◆ WHAT YOU WILL DO ◆
Reproduce verbatim the lines from the start of the items through the line containing "bars-layer — [44, 20, 552, 292]", including both ends.

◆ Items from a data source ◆
______________________________
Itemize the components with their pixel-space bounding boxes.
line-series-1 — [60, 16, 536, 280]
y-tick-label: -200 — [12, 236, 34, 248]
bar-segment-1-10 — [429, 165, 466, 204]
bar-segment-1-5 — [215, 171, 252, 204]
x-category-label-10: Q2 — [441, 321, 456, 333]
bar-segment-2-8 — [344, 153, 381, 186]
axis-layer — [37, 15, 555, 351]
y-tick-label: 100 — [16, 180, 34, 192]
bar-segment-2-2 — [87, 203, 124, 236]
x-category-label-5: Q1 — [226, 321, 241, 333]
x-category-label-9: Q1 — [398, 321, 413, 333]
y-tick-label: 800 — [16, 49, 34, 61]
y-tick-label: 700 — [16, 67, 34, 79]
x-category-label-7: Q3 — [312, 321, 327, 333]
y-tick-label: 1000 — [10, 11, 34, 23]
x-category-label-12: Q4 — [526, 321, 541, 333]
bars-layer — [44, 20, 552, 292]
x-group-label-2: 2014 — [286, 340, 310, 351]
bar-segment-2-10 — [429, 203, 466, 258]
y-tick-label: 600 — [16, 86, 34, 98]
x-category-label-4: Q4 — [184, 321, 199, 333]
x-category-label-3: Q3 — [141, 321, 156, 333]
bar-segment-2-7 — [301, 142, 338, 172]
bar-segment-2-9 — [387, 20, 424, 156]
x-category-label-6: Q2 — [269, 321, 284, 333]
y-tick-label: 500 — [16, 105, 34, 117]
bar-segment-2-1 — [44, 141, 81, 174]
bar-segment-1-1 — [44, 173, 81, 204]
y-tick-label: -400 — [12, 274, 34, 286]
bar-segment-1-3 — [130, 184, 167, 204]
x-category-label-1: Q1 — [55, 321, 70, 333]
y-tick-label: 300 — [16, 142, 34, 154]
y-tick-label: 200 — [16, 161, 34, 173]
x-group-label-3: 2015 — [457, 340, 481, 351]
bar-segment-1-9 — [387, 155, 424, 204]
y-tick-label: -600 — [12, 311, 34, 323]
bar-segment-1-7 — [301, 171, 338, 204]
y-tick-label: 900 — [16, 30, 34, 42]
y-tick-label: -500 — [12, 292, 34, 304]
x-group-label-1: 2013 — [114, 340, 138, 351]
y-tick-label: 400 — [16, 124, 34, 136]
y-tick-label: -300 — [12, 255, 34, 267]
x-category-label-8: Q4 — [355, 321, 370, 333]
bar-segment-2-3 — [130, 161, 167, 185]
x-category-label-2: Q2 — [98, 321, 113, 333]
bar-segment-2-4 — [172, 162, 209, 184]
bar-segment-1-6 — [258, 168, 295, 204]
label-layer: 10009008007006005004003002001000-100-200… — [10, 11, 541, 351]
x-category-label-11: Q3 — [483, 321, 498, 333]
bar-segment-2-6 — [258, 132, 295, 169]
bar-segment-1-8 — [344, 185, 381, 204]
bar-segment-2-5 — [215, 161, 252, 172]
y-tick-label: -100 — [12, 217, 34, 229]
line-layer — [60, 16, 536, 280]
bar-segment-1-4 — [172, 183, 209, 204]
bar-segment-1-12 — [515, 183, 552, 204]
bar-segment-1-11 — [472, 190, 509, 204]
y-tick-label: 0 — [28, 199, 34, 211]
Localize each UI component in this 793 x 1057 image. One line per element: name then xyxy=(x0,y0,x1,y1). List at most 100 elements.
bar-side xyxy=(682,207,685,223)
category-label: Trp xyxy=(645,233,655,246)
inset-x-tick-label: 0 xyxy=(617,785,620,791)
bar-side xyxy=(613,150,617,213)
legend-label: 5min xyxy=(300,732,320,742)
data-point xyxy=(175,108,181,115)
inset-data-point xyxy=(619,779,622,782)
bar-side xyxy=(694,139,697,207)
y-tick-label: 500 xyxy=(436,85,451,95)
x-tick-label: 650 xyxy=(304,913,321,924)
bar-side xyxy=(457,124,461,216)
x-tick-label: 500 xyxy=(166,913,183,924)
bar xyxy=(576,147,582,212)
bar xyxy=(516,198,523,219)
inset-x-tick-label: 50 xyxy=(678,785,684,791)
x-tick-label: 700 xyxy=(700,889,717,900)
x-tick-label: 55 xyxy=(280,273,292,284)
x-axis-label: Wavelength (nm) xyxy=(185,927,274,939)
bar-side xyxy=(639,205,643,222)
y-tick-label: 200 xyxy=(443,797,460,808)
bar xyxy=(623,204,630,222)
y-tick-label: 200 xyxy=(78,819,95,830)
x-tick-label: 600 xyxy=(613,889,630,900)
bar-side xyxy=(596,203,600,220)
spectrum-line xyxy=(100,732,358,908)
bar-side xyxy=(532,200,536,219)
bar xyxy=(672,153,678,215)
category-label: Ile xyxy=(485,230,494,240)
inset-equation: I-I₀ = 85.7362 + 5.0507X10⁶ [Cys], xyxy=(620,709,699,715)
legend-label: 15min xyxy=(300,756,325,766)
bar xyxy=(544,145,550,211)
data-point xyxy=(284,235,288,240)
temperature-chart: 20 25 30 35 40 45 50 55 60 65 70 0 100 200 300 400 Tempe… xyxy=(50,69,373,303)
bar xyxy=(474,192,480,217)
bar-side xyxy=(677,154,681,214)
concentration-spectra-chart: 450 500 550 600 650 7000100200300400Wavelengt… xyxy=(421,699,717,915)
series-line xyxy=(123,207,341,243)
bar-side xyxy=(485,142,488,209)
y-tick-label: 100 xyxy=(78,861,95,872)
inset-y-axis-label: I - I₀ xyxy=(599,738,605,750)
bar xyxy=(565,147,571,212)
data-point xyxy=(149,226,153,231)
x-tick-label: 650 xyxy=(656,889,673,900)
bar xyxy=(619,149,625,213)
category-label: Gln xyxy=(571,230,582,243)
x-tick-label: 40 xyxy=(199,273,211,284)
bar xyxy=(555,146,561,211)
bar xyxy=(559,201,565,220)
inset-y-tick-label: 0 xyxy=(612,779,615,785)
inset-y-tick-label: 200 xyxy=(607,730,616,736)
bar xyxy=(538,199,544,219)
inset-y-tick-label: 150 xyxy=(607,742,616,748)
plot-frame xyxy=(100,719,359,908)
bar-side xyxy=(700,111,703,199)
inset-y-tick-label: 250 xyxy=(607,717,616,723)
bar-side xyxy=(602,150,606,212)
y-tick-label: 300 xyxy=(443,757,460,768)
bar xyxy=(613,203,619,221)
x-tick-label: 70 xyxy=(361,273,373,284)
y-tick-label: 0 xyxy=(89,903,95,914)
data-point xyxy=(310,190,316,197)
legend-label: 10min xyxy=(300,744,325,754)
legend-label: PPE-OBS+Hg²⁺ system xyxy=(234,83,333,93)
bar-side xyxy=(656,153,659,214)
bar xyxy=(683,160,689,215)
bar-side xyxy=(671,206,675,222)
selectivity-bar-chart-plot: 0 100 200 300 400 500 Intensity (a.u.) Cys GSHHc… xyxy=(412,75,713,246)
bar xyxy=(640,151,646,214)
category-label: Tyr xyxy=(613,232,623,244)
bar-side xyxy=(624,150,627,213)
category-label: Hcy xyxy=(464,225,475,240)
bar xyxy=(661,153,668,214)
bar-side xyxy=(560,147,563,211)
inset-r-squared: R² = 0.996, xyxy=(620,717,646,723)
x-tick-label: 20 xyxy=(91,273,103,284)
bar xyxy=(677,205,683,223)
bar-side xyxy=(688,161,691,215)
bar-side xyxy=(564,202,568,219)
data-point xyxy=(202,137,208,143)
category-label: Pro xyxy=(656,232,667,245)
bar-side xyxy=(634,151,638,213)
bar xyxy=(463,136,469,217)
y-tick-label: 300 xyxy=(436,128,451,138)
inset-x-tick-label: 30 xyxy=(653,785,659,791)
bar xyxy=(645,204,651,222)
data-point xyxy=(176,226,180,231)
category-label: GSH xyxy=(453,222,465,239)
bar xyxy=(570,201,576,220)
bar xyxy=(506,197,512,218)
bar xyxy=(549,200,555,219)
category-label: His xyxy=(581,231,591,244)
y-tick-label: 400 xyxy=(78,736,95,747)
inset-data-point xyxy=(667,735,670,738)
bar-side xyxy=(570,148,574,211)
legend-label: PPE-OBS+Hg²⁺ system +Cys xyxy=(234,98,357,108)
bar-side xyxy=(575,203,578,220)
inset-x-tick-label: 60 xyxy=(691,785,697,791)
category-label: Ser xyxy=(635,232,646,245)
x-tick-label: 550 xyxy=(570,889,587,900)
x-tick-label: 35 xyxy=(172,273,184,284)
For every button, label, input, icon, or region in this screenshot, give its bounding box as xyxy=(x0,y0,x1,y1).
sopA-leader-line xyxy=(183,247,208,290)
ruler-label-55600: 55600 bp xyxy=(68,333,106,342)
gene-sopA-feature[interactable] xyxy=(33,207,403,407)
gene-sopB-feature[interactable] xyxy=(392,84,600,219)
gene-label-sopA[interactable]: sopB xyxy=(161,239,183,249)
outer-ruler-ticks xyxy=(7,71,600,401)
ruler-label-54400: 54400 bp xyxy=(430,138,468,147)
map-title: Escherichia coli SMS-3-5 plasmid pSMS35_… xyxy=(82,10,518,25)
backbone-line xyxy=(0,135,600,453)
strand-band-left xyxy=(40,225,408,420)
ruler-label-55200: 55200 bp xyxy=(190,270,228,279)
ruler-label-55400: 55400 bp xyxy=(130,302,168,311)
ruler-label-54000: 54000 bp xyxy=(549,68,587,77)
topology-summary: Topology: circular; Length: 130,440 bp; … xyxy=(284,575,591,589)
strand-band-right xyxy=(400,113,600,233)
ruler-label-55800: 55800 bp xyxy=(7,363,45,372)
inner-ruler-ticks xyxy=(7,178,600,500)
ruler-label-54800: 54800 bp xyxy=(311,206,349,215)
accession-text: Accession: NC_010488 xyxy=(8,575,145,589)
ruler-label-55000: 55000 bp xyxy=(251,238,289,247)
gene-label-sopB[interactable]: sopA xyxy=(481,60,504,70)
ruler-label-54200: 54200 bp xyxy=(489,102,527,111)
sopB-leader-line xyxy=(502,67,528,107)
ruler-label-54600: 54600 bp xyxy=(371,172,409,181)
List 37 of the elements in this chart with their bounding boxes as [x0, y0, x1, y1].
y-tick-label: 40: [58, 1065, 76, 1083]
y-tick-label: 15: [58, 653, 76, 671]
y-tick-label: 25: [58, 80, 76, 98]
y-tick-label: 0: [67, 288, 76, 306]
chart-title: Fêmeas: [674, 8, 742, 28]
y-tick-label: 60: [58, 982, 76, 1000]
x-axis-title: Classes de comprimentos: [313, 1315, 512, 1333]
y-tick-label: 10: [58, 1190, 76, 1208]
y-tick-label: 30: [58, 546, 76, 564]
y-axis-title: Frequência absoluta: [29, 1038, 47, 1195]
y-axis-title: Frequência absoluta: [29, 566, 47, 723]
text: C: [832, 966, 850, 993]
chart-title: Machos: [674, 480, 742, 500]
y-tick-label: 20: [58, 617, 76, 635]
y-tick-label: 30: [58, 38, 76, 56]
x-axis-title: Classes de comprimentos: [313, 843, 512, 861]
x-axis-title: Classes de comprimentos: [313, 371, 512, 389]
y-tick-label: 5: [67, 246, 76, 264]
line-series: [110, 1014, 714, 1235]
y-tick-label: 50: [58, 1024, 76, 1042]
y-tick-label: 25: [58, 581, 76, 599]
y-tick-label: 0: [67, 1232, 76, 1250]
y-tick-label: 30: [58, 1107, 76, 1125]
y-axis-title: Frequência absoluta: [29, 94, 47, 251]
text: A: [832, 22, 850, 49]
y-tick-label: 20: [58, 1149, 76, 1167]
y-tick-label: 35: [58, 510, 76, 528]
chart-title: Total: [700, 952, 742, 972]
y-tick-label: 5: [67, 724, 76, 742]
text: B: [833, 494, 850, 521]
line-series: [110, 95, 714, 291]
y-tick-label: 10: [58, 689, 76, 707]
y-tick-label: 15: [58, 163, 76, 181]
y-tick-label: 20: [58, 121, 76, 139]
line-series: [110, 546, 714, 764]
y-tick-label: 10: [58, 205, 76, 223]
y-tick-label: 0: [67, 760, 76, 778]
______________________________
◆ COMPLETE OUTPUT ◆
Itemize the components with their pixel-space bounding boxes.
line-series-1 — [60, 16, 536, 280]
y-tick-label: -200 — [12, 236, 34, 248]
bar-segment-1-10 — [429, 165, 466, 204]
bar-segment-1-5 — [215, 171, 252, 204]
x-category-label-10: Q2 — [441, 321, 456, 333]
bar-segment-2-8 — [344, 153, 381, 186]
axis-layer — [37, 15, 555, 351]
y-tick-label: 100 — [16, 180, 34, 192]
bar-segment-2-2 — [87, 203, 124, 236]
x-category-label-5: Q1 — [226, 321, 241, 333]
x-category-label-9: Q1 — [398, 321, 413, 333]
y-tick-label: 800 — [16, 49, 34, 61]
y-tick-label: 700 — [16, 67, 34, 79]
x-category-label-7: Q3 — [312, 321, 327, 333]
y-tick-label: 1000 — [10, 11, 34, 23]
x-category-label-12: Q4 — [526, 321, 541, 333]
bars-layer — [44, 20, 552, 292]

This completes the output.